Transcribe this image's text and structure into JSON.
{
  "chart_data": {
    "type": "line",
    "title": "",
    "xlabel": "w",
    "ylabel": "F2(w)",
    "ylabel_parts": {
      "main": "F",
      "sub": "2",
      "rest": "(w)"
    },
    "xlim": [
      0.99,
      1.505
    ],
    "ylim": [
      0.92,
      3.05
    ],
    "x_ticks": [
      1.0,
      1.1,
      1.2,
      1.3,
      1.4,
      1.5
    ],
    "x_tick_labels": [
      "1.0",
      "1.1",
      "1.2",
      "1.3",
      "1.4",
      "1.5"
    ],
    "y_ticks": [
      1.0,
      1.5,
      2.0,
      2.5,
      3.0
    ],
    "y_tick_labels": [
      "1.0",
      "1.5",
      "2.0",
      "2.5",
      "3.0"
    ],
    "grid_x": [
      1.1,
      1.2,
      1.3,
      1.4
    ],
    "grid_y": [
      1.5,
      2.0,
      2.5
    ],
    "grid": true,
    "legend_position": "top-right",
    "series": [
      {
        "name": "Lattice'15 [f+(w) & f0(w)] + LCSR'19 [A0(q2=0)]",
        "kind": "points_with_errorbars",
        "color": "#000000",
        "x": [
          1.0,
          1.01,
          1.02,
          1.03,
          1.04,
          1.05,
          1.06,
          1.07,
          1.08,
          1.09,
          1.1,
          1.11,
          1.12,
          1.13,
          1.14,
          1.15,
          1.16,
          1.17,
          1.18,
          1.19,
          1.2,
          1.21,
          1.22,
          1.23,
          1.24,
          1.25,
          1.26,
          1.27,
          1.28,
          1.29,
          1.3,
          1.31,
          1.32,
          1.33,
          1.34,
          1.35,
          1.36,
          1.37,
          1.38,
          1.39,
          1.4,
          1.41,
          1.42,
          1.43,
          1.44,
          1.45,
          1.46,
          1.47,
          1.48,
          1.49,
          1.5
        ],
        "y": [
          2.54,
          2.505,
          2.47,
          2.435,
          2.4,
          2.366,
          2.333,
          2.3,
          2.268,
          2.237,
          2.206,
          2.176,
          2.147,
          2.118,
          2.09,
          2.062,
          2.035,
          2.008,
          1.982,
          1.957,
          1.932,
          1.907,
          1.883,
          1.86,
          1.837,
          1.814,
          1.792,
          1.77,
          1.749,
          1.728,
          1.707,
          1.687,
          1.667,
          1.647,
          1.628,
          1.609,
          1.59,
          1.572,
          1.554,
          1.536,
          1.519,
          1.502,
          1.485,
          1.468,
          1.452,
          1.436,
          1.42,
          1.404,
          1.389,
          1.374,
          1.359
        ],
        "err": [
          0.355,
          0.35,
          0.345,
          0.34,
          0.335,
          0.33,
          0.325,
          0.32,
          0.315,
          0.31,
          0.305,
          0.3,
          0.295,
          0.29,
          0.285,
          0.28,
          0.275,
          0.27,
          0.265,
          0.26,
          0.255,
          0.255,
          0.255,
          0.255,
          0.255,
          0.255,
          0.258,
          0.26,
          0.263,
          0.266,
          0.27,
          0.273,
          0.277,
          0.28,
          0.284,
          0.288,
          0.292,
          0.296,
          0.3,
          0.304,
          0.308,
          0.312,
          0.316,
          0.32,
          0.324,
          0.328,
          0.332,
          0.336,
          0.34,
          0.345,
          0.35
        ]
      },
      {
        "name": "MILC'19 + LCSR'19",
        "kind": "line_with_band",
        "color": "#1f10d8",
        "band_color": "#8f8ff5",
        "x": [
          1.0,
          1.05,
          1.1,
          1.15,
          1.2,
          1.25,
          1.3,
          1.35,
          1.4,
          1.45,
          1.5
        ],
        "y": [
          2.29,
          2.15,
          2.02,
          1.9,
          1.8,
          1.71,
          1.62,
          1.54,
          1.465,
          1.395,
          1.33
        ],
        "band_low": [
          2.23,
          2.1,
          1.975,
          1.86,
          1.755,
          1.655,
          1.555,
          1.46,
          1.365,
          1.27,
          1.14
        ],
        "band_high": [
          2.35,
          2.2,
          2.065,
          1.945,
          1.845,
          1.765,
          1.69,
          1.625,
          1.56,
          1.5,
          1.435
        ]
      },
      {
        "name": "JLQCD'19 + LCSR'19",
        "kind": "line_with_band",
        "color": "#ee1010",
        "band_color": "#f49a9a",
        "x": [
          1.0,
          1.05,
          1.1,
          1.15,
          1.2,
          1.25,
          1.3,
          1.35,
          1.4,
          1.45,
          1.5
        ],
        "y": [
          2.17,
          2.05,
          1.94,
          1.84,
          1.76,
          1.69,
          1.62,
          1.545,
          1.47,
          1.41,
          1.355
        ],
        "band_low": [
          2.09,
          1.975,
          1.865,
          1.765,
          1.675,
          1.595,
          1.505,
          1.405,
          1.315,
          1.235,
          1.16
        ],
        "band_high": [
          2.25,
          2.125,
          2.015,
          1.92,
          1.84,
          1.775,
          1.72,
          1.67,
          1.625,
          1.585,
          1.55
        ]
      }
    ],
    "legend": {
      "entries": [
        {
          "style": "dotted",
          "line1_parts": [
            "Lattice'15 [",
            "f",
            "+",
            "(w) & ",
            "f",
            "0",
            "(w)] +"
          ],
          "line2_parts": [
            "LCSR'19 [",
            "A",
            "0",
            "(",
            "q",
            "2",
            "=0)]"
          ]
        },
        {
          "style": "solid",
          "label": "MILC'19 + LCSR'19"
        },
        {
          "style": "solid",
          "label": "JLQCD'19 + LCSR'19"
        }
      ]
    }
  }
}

> _WHAT TO WORK ON_:
Scan the lines for the string "name". Copy out each line that matches.

> _ANSWER TO THIS TASK_:
        "name": "Lattice'15 [f+(w) & f0(w)] + LCSR'19 [A0(q2=0)]",
        "name": "MILC'19 + LCSR'19",
        "name": "JLQCD'19 + LCSR'19",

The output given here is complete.